DESCRIPTION OF THE TASK. Skip the pictures. Copy all the rest of the records down exactly.

AVAILABLE DATA.
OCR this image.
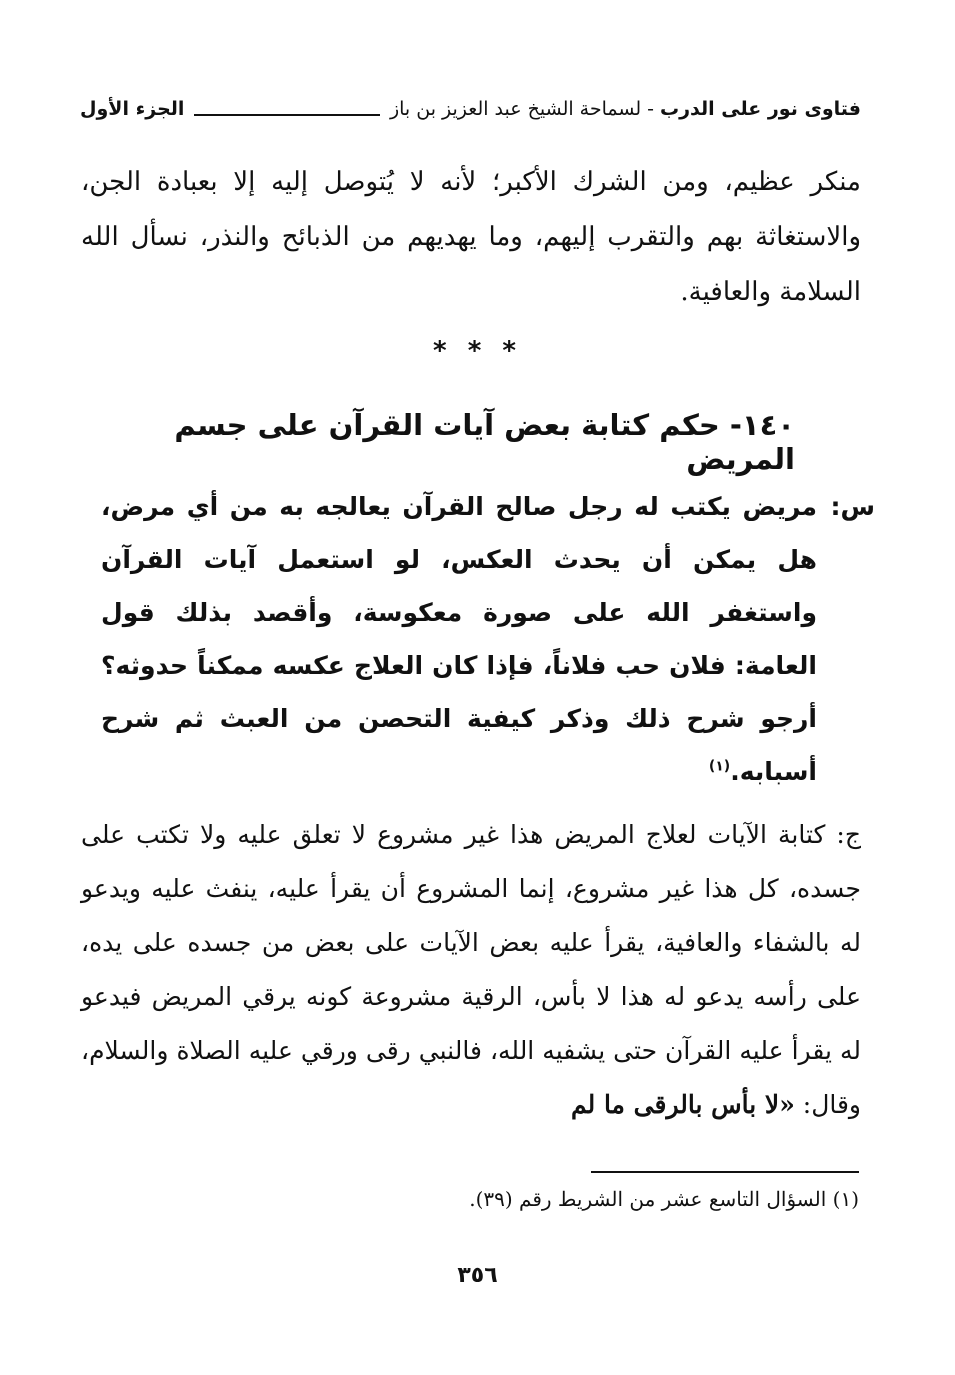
فتاوى نور على الدرب
-
لسماحة الشيخ عبد العزيز بن باز
الجزء الأول

منكر عظيم، ومن الشرك الأكبر؛ لأنه لا يُتوصل إليه إلا بعبادة الجن، والاستغاثة بهم والتقرب إليهم، وما يهديهم من الذبائح والنذر، نسأل الله السلامة والعافية.

* * *
١٤٠- حكم كتابة بعض آيات القرآن على جسم المريض
س:
مريض يكتب له رجل صالح القرآن يعالجه به من أي مرض، هل يمكن أن يحدث العكس، لو استعمل آيات القرآن واستغفر الله على صورة معكوسة، وأقصد بذلك قول العامة: فلان حب فلاناً، فإذا كان العلاج عكسه ممكناً حدوثه؟ أرجو شرح ذلك وذكر كيفية التحصن من العبث ثم شرح أسبابه.$^{(١)}$

ج: كتابة الآيات لعلاج المريض هذا غير مشروع لا تعلق عليه ولا تكتب على جسده، كل هذا غير مشروع، إنما المشروع أن يقرأ عليه، ينفث عليه ويدعو له بالشفاء والعافية، يقرأ عليه بعض الآيات على بعض من جسده على يده، على رأسه يدعو له هذا لا بأس، الرقية مشروعة كونه يرقي المريض فيدعو له يقرأ عليه القرآن حتى يشفيه الله، فالنبي رقى ورقي عليه الصلاة والسلام، وقال: «لا بأس بالرقى ما لم

(١) السؤال التاسع عشر من الشريط رقم (٣٩).
٣٥٦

RESPONSE FOR THIS EXERCISE.
OCR this image.
فتاوى نور على الدرب
-
لسماحة الشيخ عبد العزيز بن باز
الجزء الأول

منكر عظيم، ومن الشرك الأكبر؛ لأنه لا يُتوصل إليه إلا بعبادة الجن، والاستغاثة بهم والتقرب إليهم، وما يهديهم من الذبائح والنذر، نسأل الله السلامة والعافية.

* * *
١٤٠- حكم كتابة بعض آيات القرآن على جسم المريض
س:
مريض يكتب له رجل صالح القرآن يعالجه به من أي مرض، هل يمكن أن يحدث العكس، لو استعمل آيات القرآن واستغفر الله على صورة معكوسة، وأقصد بذلك قول العامة: فلان حب فلاناً، فإذا كان العلاج عكسه ممكناً حدوثه؟ أرجو شرح ذلك وذكر كيفية التحصن من العبث ثم شرح أسبابه.$^{(١)}$

ج: كتابة الآيات لعلاج المريض هذا غير مشروع لا تعلق عليه ولا تكتب على جسده، كل هذا غير مشروع، إنما المشروع أن يقرأ عليه، ينفث عليه ويدعو له بالشفاء والعافية، يقرأ عليه بعض الآيات على بعض من جسده على يده، على رأسه يدعو له هذا لا بأس، الرقية مشروعة كونه يرقي المريض فيدعو له يقرأ عليه القرآن حتى يشفيه الله، فالنبي رقى ورقي عليه الصلاة والسلام، وقال: «لا بأس بالرقى ما لم

(١) السؤال التاسع عشر من الشريط رقم (٣٩).
٣٥٦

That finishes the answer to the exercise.